Pick out each line of the records that includes the string "Zoltán", and copy it.

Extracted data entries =
━━━

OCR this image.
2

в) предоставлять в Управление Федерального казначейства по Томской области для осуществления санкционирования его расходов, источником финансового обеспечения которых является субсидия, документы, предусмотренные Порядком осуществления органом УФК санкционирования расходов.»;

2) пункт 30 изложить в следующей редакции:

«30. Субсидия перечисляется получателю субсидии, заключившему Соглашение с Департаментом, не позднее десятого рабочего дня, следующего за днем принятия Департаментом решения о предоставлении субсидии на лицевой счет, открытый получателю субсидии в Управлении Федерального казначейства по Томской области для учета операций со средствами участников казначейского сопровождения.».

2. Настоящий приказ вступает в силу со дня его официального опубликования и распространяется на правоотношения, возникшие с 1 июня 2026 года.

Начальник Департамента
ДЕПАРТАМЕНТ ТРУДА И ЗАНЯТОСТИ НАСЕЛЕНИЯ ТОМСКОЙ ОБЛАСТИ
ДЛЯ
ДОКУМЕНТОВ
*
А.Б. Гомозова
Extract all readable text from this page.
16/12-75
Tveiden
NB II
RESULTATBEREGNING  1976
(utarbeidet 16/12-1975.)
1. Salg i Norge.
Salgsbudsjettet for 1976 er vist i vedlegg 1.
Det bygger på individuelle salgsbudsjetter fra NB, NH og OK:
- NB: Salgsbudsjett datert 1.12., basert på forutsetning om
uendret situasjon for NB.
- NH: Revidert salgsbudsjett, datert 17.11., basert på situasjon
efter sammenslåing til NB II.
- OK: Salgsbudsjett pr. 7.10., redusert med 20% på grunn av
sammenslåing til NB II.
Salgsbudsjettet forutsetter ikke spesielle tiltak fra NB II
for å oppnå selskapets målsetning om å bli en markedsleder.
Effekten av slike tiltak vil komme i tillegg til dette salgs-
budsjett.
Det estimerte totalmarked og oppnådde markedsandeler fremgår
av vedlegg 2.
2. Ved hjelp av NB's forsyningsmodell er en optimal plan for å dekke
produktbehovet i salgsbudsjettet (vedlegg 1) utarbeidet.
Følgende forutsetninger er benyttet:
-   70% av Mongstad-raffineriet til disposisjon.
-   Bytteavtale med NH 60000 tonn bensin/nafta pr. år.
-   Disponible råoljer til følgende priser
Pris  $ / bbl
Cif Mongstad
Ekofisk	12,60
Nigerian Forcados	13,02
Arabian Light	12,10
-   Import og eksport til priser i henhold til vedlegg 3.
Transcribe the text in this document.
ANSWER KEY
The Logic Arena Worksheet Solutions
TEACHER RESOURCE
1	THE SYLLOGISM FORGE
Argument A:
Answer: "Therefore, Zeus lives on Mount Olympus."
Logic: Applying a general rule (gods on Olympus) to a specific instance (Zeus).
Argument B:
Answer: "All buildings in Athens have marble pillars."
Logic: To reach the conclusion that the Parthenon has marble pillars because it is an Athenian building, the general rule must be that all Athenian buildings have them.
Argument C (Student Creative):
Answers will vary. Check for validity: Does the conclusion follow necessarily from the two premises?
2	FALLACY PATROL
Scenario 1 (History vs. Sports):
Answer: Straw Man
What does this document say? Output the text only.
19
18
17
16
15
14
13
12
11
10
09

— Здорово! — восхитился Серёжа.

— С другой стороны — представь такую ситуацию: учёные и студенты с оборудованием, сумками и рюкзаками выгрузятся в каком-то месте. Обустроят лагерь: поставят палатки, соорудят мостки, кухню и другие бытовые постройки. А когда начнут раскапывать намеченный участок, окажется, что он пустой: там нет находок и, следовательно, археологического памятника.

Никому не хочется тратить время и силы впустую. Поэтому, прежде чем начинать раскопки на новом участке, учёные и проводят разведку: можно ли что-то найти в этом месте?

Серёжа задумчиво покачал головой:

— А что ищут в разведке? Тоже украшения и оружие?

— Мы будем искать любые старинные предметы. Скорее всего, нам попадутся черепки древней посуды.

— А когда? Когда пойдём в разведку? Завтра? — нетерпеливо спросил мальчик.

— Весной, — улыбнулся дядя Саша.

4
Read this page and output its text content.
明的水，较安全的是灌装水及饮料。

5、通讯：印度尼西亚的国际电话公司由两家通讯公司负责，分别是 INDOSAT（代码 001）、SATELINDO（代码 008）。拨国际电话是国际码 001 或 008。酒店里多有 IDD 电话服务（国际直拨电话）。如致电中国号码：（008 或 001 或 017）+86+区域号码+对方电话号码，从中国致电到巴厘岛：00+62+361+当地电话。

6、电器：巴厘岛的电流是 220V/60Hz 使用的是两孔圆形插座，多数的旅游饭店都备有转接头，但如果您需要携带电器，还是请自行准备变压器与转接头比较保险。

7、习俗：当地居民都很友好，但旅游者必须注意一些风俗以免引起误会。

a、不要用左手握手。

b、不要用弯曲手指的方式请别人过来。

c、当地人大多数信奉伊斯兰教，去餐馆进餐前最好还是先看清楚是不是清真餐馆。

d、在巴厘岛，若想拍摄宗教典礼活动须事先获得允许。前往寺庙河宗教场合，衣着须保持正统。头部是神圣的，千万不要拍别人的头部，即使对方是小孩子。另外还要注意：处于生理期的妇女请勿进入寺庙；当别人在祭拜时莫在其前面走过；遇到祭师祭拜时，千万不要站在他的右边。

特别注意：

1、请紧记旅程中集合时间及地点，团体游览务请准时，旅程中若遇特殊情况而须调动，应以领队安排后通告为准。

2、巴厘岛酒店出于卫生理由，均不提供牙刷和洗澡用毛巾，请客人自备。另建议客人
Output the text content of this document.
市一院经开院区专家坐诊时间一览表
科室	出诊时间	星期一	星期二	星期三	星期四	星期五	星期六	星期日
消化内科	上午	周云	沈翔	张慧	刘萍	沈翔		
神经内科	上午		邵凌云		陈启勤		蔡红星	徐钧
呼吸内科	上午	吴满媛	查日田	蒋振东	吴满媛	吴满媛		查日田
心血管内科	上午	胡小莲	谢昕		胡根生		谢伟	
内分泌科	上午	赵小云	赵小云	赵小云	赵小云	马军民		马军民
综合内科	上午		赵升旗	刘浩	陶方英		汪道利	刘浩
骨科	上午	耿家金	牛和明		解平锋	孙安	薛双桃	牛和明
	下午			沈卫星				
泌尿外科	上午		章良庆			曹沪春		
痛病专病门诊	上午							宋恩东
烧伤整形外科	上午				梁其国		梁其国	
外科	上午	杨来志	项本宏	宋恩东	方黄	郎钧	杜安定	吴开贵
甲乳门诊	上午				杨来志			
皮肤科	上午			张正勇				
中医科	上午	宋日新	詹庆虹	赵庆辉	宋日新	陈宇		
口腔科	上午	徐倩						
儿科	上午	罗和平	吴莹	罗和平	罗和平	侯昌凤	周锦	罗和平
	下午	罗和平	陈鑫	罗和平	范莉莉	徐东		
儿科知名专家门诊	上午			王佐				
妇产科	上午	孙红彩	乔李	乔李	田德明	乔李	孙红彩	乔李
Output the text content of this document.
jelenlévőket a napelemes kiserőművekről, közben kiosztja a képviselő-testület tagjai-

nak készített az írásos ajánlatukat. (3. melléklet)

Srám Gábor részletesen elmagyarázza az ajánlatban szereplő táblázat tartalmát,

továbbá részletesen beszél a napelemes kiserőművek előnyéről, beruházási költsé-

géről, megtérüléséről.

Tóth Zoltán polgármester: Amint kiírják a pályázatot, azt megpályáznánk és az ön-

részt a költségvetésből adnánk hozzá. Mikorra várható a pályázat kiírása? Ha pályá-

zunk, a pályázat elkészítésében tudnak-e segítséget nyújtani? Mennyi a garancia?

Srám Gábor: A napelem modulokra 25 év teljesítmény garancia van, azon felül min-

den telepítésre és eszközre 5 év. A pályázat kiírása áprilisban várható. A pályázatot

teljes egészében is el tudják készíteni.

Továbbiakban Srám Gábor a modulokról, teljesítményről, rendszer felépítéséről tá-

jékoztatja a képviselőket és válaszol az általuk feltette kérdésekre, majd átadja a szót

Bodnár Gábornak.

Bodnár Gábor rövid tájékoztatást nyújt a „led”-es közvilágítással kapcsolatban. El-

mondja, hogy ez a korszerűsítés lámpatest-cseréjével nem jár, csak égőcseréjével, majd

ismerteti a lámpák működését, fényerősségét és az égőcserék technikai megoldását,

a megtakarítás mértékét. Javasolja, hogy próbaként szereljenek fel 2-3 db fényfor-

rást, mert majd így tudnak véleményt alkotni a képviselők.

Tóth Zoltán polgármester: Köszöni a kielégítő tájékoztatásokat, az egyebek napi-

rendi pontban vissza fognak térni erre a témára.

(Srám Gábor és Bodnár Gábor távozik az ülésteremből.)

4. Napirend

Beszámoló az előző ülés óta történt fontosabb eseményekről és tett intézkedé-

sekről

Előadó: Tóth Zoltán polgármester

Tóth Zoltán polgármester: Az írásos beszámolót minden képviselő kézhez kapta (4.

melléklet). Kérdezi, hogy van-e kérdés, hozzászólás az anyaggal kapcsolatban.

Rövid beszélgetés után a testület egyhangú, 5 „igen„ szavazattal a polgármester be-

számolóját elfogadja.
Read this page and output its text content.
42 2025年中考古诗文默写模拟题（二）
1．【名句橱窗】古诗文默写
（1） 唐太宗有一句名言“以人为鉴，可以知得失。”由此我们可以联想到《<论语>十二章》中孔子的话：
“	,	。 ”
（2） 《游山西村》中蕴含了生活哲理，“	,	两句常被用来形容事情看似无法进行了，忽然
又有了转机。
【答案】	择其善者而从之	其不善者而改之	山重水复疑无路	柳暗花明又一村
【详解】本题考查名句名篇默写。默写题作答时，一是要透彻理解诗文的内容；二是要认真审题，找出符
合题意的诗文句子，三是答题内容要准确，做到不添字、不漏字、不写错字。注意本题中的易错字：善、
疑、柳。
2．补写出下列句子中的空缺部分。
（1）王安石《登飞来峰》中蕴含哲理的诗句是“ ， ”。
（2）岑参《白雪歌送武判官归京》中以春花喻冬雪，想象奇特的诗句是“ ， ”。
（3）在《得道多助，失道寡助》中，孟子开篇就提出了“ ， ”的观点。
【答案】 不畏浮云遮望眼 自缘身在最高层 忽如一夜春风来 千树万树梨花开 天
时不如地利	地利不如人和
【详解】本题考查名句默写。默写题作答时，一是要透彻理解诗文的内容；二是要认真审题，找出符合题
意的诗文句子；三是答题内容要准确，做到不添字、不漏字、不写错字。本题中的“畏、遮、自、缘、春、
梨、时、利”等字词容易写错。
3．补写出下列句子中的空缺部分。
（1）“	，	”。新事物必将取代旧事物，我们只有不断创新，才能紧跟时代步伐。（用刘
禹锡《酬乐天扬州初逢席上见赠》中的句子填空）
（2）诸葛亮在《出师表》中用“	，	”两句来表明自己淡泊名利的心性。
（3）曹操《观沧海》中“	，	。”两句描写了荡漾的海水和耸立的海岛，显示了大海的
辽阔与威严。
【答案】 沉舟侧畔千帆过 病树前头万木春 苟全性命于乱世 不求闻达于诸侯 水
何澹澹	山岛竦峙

━━━

Correct output =
Tóth Zoltán polgármester: Amint kiírják a pályázatot, azt megpályáznánk és az ön-
Tóth Zoltán polgármester: Köszöni a kielégítő tájékoztatásokat, az egyebek napi-
Előadó: Tóth Zoltán polgármester
Tóth Zoltán polgármester: Az írásos beszámolót minden képviselő kézhez kapta (4.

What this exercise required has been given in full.